▶ Exercise prompt
Locate every line that holds the string "caption" and copy it.

▶ Stored records

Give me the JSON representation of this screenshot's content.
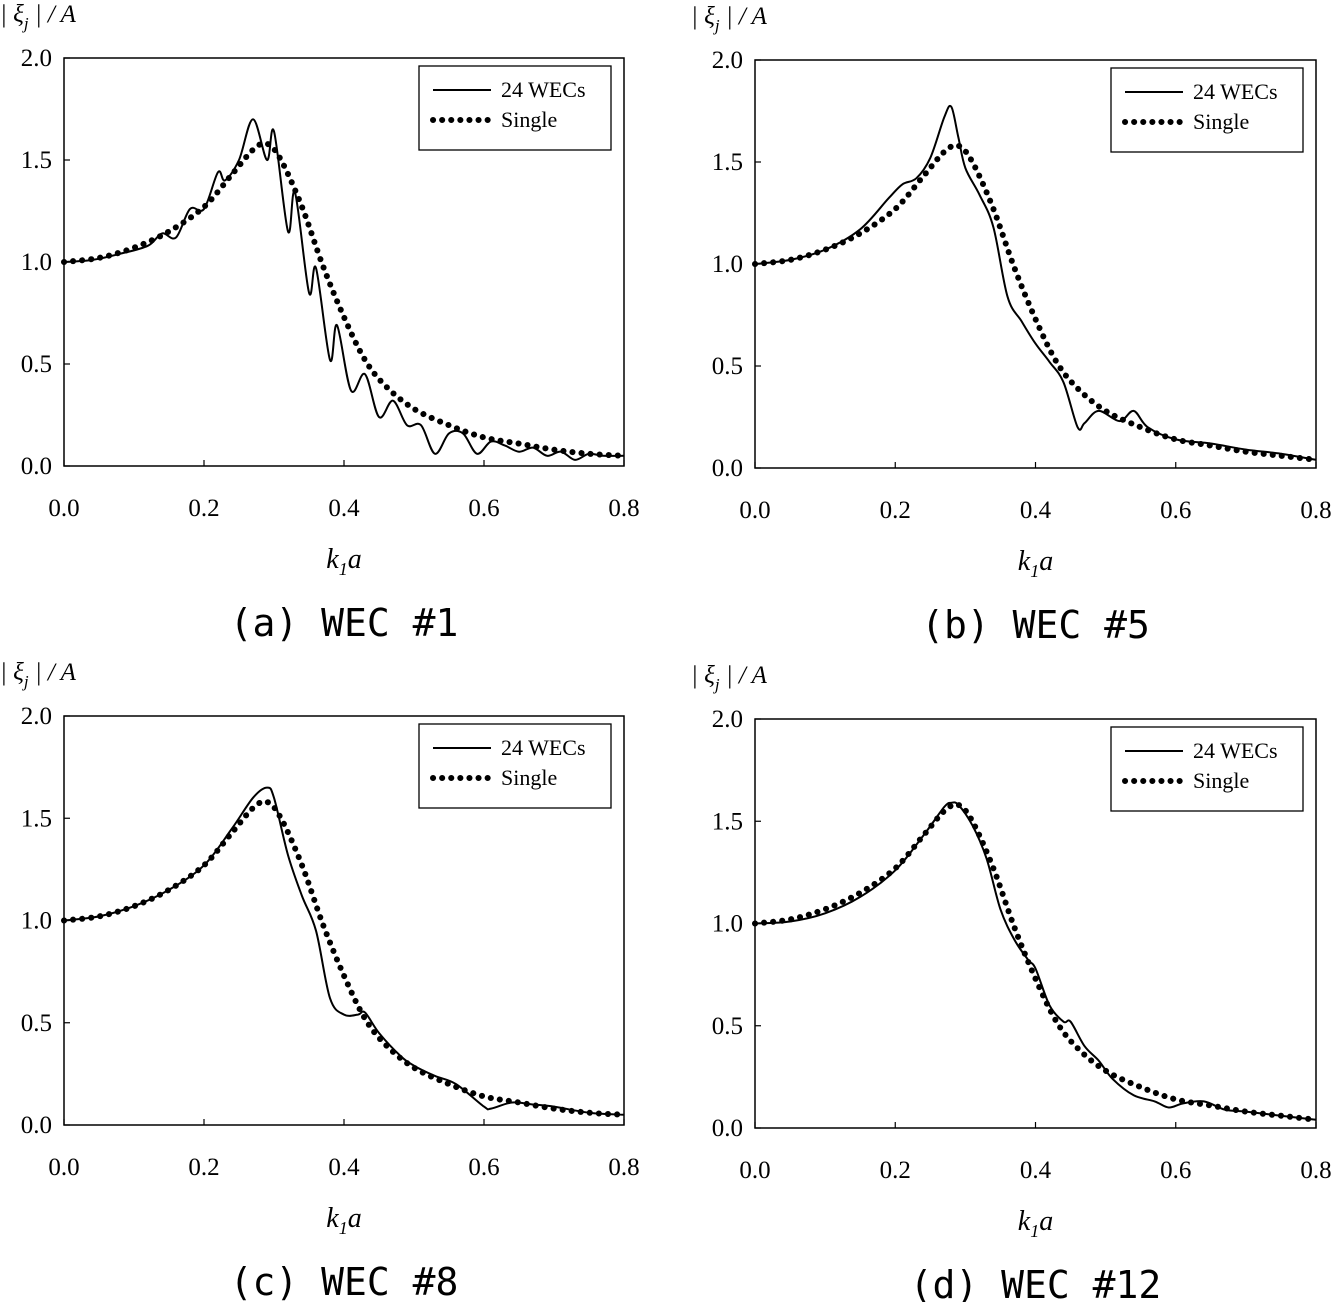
{
  "chart_data": [
    {
      "type": "line",
      "caption": "(a) WEC #1",
      "ylabel": "| ξj | / A",
      "xlabel": "k1a",
      "xlim": [
        0,
        0.8
      ],
      "ylim": [
        0,
        2.0
      ],
      "xticks": [
        "0.0",
        "0.2",
        "0.4",
        "0.6",
        "0.8"
      ],
      "yticks": [
        "0.0",
        "0.5",
        "1.0",
        "1.5",
        "2.0"
      ],
      "legend_position": "top-right",
      "series": [
        {
          "name": "24 WECs",
          "style": "solid",
          "x": [
            0,
            0.04,
            0.08,
            0.12,
            0.14,
            0.16,
            0.18,
            0.2,
            0.22,
            0.23,
            0.25,
            0.27,
            0.29,
            0.3,
            0.32,
            0.33,
            0.35,
            0.36,
            0.38,
            0.39,
            0.41,
            0.43,
            0.45,
            0.47,
            0.49,
            0.51,
            0.53,
            0.55,
            0.57,
            0.59,
            0.61,
            0.63,
            0.65,
            0.67,
            0.69,
            0.71,
            0.73,
            0.75,
            0.77,
            0.8
          ],
          "y": [
            1.0,
            1.01,
            1.04,
            1.08,
            1.14,
            1.12,
            1.26,
            1.26,
            1.44,
            1.4,
            1.5,
            1.7,
            1.5,
            1.64,
            1.15,
            1.34,
            0.85,
            0.97,
            0.52,
            0.69,
            0.37,
            0.45,
            0.24,
            0.32,
            0.2,
            0.2,
            0.06,
            0.16,
            0.16,
            0.06,
            0.12,
            0.1,
            0.07,
            0.09,
            0.05,
            0.07,
            0.03,
            0.06,
            0.05,
            0.05
          ]
        },
        {
          "name": "Single",
          "style": "dotted",
          "x": [
            0,
            0.05,
            0.1,
            0.15,
            0.2,
            0.24,
            0.27,
            0.29,
            0.31,
            0.34,
            0.37,
            0.4,
            0.43,
            0.46,
            0.5,
            0.55,
            0.6,
            0.65,
            0.7,
            0.75,
            0.8
          ],
          "y": [
            1.0,
            1.02,
            1.07,
            1.15,
            1.27,
            1.43,
            1.55,
            1.58,
            1.5,
            1.27,
            0.98,
            0.73,
            0.52,
            0.39,
            0.28,
            0.2,
            0.14,
            0.11,
            0.08,
            0.06,
            0.05
          ]
        }
      ]
    },
    {
      "type": "line",
      "caption": "(b) WEC #5",
      "ylabel": "| ξj | / A",
      "xlabel": "k1a",
      "xlim": [
        0,
        0.8
      ],
      "ylim": [
        0,
        2.0
      ],
      "xticks": [
        "0.0",
        "0.2",
        "0.4",
        "0.6",
        "0.8"
      ],
      "yticks": [
        "0.0",
        "0.5",
        "1.0",
        "1.5",
        "2.0"
      ],
      "legend_position": "top-right",
      "series": [
        {
          "name": "24 WECs",
          "style": "solid",
          "x": [
            0,
            0.05,
            0.1,
            0.15,
            0.19,
            0.21,
            0.23,
            0.25,
            0.27,
            0.28,
            0.29,
            0.3,
            0.32,
            0.34,
            0.36,
            0.38,
            0.4,
            0.42,
            0.44,
            0.46,
            0.47,
            0.49,
            0.52,
            0.54,
            0.56,
            0.6,
            0.65,
            0.7,
            0.75,
            0.8
          ],
          "y": [
            1.0,
            1.02,
            1.07,
            1.17,
            1.32,
            1.39,
            1.42,
            1.52,
            1.72,
            1.77,
            1.62,
            1.47,
            1.34,
            1.18,
            0.84,
            0.72,
            0.61,
            0.52,
            0.42,
            0.2,
            0.22,
            0.28,
            0.23,
            0.28,
            0.2,
            0.14,
            0.12,
            0.09,
            0.07,
            0.04
          ]
        },
        {
          "name": "Single",
          "style": "dotted",
          "x": [
            0,
            0.05,
            0.1,
            0.15,
            0.2,
            0.24,
            0.27,
            0.29,
            0.31,
            0.34,
            0.37,
            0.4,
            0.43,
            0.46,
            0.5,
            0.55,
            0.6,
            0.65,
            0.7,
            0.75,
            0.8
          ],
          "y": [
            1.0,
            1.02,
            1.07,
            1.15,
            1.27,
            1.43,
            1.55,
            1.58,
            1.5,
            1.27,
            0.98,
            0.73,
            0.52,
            0.39,
            0.28,
            0.2,
            0.14,
            0.11,
            0.08,
            0.06,
            0.04
          ]
        }
      ]
    },
    {
      "type": "line",
      "caption": "(c) WEC #8",
      "ylabel": "| ξj | / A",
      "xlabel": "k1a",
      "xlim": [
        0,
        0.8
      ],
      "ylim": [
        0,
        2.0
      ],
      "xticks": [
        "0.0",
        "0.2",
        "0.4",
        "0.6",
        "0.8"
      ],
      "yticks": [
        "0.0",
        "0.5",
        "1.0",
        "1.5",
        "2.0"
      ],
      "legend_position": "top-right",
      "series": [
        {
          "name": "24 WECs",
          "style": "solid",
          "x": [
            0,
            0.05,
            0.1,
            0.15,
            0.2,
            0.24,
            0.27,
            0.29,
            0.3,
            0.32,
            0.34,
            0.36,
            0.38,
            0.4,
            0.42,
            0.43,
            0.45,
            0.48,
            0.5,
            0.53,
            0.56,
            0.6,
            0.61,
            0.64,
            0.67,
            0.7,
            0.75,
            0.8
          ],
          "y": [
            1.0,
            1.02,
            1.07,
            1.15,
            1.27,
            1.45,
            1.6,
            1.65,
            1.6,
            1.32,
            1.12,
            0.95,
            0.62,
            0.54,
            0.54,
            0.55,
            0.45,
            0.34,
            0.29,
            0.24,
            0.2,
            0.09,
            0.08,
            0.11,
            0.1,
            0.09,
            0.06,
            0.05
          ]
        },
        {
          "name": "Single",
          "style": "dotted",
          "x": [
            0,
            0.05,
            0.1,
            0.15,
            0.2,
            0.24,
            0.27,
            0.29,
            0.31,
            0.34,
            0.37,
            0.4,
            0.43,
            0.46,
            0.5,
            0.55,
            0.6,
            0.65,
            0.7,
            0.75,
            0.8
          ],
          "y": [
            1.0,
            1.02,
            1.07,
            1.15,
            1.27,
            1.43,
            1.55,
            1.58,
            1.5,
            1.27,
            0.98,
            0.73,
            0.52,
            0.39,
            0.28,
            0.2,
            0.14,
            0.11,
            0.08,
            0.06,
            0.05
          ]
        }
      ]
    },
    {
      "type": "line",
      "caption": "(d) WEC #12",
      "ylabel": "| ξj | / A",
      "xlabel": "k1a",
      "xlim": [
        0,
        0.8
      ],
      "ylim": [
        0,
        2.0
      ],
      "xticks": [
        "0.0",
        "0.2",
        "0.4",
        "0.6",
        "0.8"
      ],
      "yticks": [
        "0.0",
        "0.5",
        "1.0",
        "1.5",
        "2.0"
      ],
      "legend_position": "top-right",
      "series": [
        {
          "name": "24 WECs",
          "style": "solid",
          "x": [
            0,
            0.05,
            0.1,
            0.15,
            0.2,
            0.24,
            0.27,
            0.28,
            0.29,
            0.31,
            0.33,
            0.35,
            0.37,
            0.39,
            0.4,
            0.42,
            0.44,
            0.45,
            0.47,
            0.49,
            0.51,
            0.54,
            0.57,
            0.59,
            0.61,
            0.64,
            0.67,
            0.7,
            0.75,
            0.8
          ],
          "y": [
            1.0,
            1.01,
            1.05,
            1.13,
            1.26,
            1.43,
            1.57,
            1.59,
            1.58,
            1.48,
            1.32,
            1.07,
            0.92,
            0.82,
            0.78,
            0.6,
            0.52,
            0.52,
            0.4,
            0.33,
            0.24,
            0.16,
            0.13,
            0.1,
            0.12,
            0.13,
            0.09,
            0.08,
            0.06,
            0.04
          ]
        },
        {
          "name": "Single",
          "style": "dotted",
          "x": [
            0,
            0.05,
            0.1,
            0.15,
            0.2,
            0.24,
            0.27,
            0.29,
            0.31,
            0.34,
            0.37,
            0.4,
            0.43,
            0.46,
            0.5,
            0.55,
            0.6,
            0.65,
            0.7,
            0.75,
            0.8
          ],
          "y": [
            1.0,
            1.02,
            1.07,
            1.15,
            1.27,
            1.43,
            1.55,
            1.58,
            1.5,
            1.27,
            0.98,
            0.73,
            0.52,
            0.39,
            0.28,
            0.2,
            0.14,
            0.11,
            0.08,
            0.06,
            0.04
          ]
        }
      ]
    }
  ]
}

▶ Reply to the exercise
      "caption": "(a) WEC #1",
      "caption": "(b) WEC #5",
      "caption": "(c) WEC #8",
      "caption": "(d) WEC #12",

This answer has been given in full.